Format the lines below as a Markdown table with two columns, "Row" and "Line": number each line in order under "Row" and put its text under "Line". Leave out any blank lines.
Working data start
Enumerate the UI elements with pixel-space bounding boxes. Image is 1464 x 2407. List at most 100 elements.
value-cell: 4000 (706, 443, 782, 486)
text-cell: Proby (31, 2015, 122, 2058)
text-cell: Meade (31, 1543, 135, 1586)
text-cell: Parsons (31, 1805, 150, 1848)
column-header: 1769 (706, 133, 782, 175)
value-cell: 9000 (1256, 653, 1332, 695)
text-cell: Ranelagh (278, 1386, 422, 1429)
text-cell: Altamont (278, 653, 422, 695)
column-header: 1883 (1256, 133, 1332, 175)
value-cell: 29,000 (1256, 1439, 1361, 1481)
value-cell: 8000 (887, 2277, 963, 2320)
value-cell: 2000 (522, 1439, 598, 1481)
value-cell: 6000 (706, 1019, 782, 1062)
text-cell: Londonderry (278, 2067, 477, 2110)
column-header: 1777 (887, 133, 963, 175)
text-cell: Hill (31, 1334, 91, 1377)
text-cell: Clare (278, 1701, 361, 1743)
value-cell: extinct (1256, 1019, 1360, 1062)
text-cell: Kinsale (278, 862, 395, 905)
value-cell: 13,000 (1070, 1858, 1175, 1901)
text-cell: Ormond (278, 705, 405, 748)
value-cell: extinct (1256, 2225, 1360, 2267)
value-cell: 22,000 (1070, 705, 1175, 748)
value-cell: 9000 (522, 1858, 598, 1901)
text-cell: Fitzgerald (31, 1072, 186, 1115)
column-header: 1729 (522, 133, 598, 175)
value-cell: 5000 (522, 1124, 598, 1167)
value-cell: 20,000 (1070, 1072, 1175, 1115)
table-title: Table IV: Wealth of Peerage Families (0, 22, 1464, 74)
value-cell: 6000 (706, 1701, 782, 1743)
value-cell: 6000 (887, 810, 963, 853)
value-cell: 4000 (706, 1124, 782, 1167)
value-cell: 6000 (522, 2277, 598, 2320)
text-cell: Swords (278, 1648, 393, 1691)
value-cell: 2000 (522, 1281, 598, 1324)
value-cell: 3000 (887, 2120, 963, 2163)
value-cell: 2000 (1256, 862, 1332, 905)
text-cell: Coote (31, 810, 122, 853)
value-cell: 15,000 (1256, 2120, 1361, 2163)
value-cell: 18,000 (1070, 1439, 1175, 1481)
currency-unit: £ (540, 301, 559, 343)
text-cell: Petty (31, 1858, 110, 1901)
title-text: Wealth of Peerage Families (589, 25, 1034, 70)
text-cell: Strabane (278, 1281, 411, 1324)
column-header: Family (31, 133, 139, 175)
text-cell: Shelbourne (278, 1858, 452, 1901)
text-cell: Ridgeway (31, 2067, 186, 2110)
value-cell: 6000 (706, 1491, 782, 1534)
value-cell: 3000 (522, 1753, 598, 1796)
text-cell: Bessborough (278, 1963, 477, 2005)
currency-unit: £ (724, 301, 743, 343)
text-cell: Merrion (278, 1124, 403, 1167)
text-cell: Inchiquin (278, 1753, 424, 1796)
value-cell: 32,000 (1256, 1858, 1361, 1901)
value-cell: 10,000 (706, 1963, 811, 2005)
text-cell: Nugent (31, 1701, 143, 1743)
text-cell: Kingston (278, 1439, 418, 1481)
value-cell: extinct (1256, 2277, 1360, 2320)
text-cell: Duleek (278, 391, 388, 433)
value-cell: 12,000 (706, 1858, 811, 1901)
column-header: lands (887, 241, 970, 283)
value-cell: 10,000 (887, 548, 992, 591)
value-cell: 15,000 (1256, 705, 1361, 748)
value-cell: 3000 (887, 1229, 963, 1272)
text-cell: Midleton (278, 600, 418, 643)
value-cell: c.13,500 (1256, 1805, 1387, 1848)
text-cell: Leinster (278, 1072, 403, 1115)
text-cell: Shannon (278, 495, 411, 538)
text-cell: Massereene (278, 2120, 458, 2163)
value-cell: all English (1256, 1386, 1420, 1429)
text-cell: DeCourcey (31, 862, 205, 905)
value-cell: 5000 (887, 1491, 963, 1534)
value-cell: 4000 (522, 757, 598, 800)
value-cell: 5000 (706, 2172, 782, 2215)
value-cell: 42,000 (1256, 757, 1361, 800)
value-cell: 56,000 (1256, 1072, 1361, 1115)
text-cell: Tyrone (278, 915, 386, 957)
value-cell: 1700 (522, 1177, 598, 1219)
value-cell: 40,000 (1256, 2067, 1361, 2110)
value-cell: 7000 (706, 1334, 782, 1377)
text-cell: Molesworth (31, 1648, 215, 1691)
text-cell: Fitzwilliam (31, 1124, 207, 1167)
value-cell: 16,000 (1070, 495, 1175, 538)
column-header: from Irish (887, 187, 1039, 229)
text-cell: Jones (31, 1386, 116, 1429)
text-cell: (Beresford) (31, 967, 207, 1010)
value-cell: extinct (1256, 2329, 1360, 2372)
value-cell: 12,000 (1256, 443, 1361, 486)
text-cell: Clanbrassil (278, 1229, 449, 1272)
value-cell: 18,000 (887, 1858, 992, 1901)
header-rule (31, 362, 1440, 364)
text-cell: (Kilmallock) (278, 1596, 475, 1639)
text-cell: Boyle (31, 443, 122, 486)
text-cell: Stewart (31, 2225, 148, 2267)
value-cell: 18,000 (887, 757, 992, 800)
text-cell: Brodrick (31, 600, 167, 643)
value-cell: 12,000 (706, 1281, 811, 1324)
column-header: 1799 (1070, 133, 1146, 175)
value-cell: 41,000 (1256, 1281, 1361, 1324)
Working data end
# [Output of the exercise]
| Row | Line |
|---|---|
| 1 | Enumerate the UI elements with pixel-space bounding boxes. Image is 1464 x 2407. List at most 100 elements. |
| 2 | value-cell: 4000 (706, 443, 782, 486) |
| 3 | text-cell: Proby (31, 2015, 122, 2058) |
| 4 | text-cell: Meade (31, 1543, 135, 1586) |
| 5 | text-cell: Parsons (31, 1805, 150, 1848) |
| 6 | column-header: 1769 (706, 133, 782, 175) |
| 7 | value-cell: 9000 (1256, 653, 1332, 695) |
| 8 | text-cell: Ranelagh (278, 1386, 422, 1429) |
| 9 | text-cell: Altamont (278, 653, 422, 695) |
| 10 | column-header: 1883 (1256, 133, 1332, 175) |
| 11 | value-cell: 29,000 (1256, 1439, 1361, 1481) |
| 12 | value-cell: 8000 (887, 2277, 963, 2320) |
| 13 | value-cell: 2000 (522, 1439, 598, 1481) |
| 14 | value-cell: 6000 (706, 1019, 782, 1062) |
| 15 | text-cell: Londonderry (278, 2067, 477, 2110) |
| 16 | column-header: 1777 (887, 133, 963, 175) |
| 17 | text-cell: Hill (31, 1334, 91, 1377) |
| 18 | text-cell: Clare (278, 1701, 361, 1743) |
| 19 | value-cell: extinct (1256, 1019, 1360, 1062) |
| 20 | text-cell: Kinsale (278, 862, 395, 905) |
| 21 | value-cell: 13,000 (1070, 1858, 1175, 1901) |
| 22 | text-cell: Ormond (278, 705, 405, 748) |
| 23 | value-cell: extinct (1256, 2225, 1360, 2267) |
| 24 | value-cell: 22,000 (1070, 705, 1175, 748) |
| 25 | value-cell: 9000 (522, 1858, 598, 1901) |
| 26 | text-cell: Fitzgerald (31, 1072, 186, 1115) |
| 27 | column-header: 1729 (522, 133, 598, 175) |
| 28 | value-cell: 5000 (522, 1124, 598, 1167) |
| 29 | value-cell: 20,000 (1070, 1072, 1175, 1115) |
| 30 | table-title: Table IV: Wealth of Peerage Families (0, 22, 1464, 74) |
| 31 | value-cell: 6000 (706, 1701, 782, 1743) |
| 32 | value-cell: 6000 (887, 810, 963, 853) |
| 33 | value-cell: 4000 (706, 1124, 782, 1167) |
| 34 | value-cell: 6000 (522, 2277, 598, 2320) |
| 35 | text-cell: Swords (278, 1648, 393, 1691) |
| 36 | value-cell: 2000 (522, 1281, 598, 1324) |
| 37 | value-cell: 3000 (887, 2120, 963, 2163) |
| 38 | value-cell: 2000 (1256, 862, 1332, 905) |
| 39 | text-cell: Coote (31, 810, 122, 853) |
| 40 | value-cell: 15,000 (1256, 2120, 1361, 2163) |
| 41 | value-cell: 18,000 (1070, 1439, 1175, 1481) |
| 42 | currency-unit: £ (540, 301, 559, 343) |
| 43 | text-cell: Petty (31, 1858, 110, 1901) |
| 44 | title-text: Wealth of Peerage Families (589, 25, 1034, 70) |
| 45 | text-cell: Strabane (278, 1281, 411, 1324) |
| 46 | column-header: Family (31, 133, 139, 175) |
| 47 | text-cell: Shelbourne (278, 1858, 452, 1901) |
| 48 | text-cell: Ridgeway (31, 2067, 186, 2110) |
| 49 | value-cell: 6000 (706, 1491, 782, 1534) |
| 50 | value-cell: 3000 (522, 1753, 598, 1796) |
| 51 | text-cell: Bessborough (278, 1963, 477, 2005) |
| 52 | currency-unit: £ (724, 301, 743, 343) |
| 53 | text-cell: Merrion (278, 1124, 403, 1167) |
| 54 | text-cell: Inchiquin (278, 1753, 424, 1796) |
| 55 | value-cell: 32,000 (1256, 1858, 1361, 1901) |
| 56 | value-cell: 10,000 (706, 1963, 811, 2005) |
| 57 | text-cell: Nugent (31, 1701, 143, 1743) |
| 58 | text-cell: Kingston (278, 1439, 418, 1481) |
| 59 | value-cell: extinct (1256, 2277, 1360, 2320) |
| 60 | text-cell: Duleek (278, 391, 388, 433) |
| 61 | value-cell: 12,000 (706, 1858, 811, 1901) |
| 62 | column-header: lands (887, 241, 970, 283) |
| 63 | value-cell: 10,000 (887, 548, 992, 591) |
| 64 | value-cell: 15,000 (1256, 705, 1361, 748) |
| 65 | value-cell: 3000 (887, 1229, 963, 1272) |
| 66 | text-cell: Midleton (278, 600, 418, 643) |
| 67 | value-cell: c.13,500 (1256, 1805, 1387, 1848) |
| 68 | text-cell: Leinster (278, 1072, 403, 1115) |
| 69 | text-cell: Shannon (278, 495, 411, 538) |
| 70 | text-cell: Massereene (278, 2120, 458, 2163) |
| 71 | value-cell: all English (1256, 1386, 1420, 1429) |
| 72 | text-cell: DeCourcey (31, 862, 205, 905) |
| 73 | value-cell: 5000 (887, 1491, 963, 1534) |
| 74 | value-cell: 4000 (522, 757, 598, 800) |
| 75 | value-cell: 5000 (706, 2172, 782, 2215) |
| 76 | value-cell: 42,000 (1256, 757, 1361, 800) |
| 77 | value-cell: 56,000 (1256, 1072, 1361, 1115) |
| 78 | text-cell: Tyrone (278, 915, 386, 957) |
| 79 | value-cell: 1700 (522, 1177, 598, 1219) |
| 80 | value-cell: 40,000 (1256, 2067, 1361, 2110) |
| 81 | value-cell: 7000 (706, 1334, 782, 1377) |
| 82 | text-cell: Molesworth (31, 1648, 215, 1691) |
| 83 | text-cell: Fitzwilliam (31, 1124, 207, 1167) |
| 84 | value-cell: 16,000 (1070, 495, 1175, 538) |
| 85 | column-header: from Irish (887, 187, 1039, 229) |
| 86 | text-cell: Jones (31, 1386, 116, 1429) |
| 87 | text-cell: (Beresford) (31, 967, 207, 1010) |
| 88 | value-cell: extinct (1256, 2329, 1360, 2372) |
| 89 | value-cell: 12,000 (1256, 443, 1361, 486) |
| 90 | text-cell: Clanbrassil (278, 1229, 449, 1272) |
| 91 | value-cell: 18,000 (887, 1858, 992, 1901) |
| 92 | header-rule (31, 362, 1440, 364) |
| 93 | text-cell: (Kilmallock) (278, 1596, 475, 1639) |
| 94 | text-cell: Boyle (31, 443, 122, 486) |
| 95 | text-cell: Stewart (31, 2225, 148, 2267) |
| 96 | value-cell: 18,000 (887, 757, 992, 800) |
| 97 | text-cell: Brodrick (31, 600, 167, 643) |
| 98 | value-cell: 12,000 (706, 1281, 811, 1324) |
| 99 | column-header: 1799 (1070, 133, 1146, 175) |
| 100 | value-cell: 41,000 (1256, 1281, 1361, 1324) |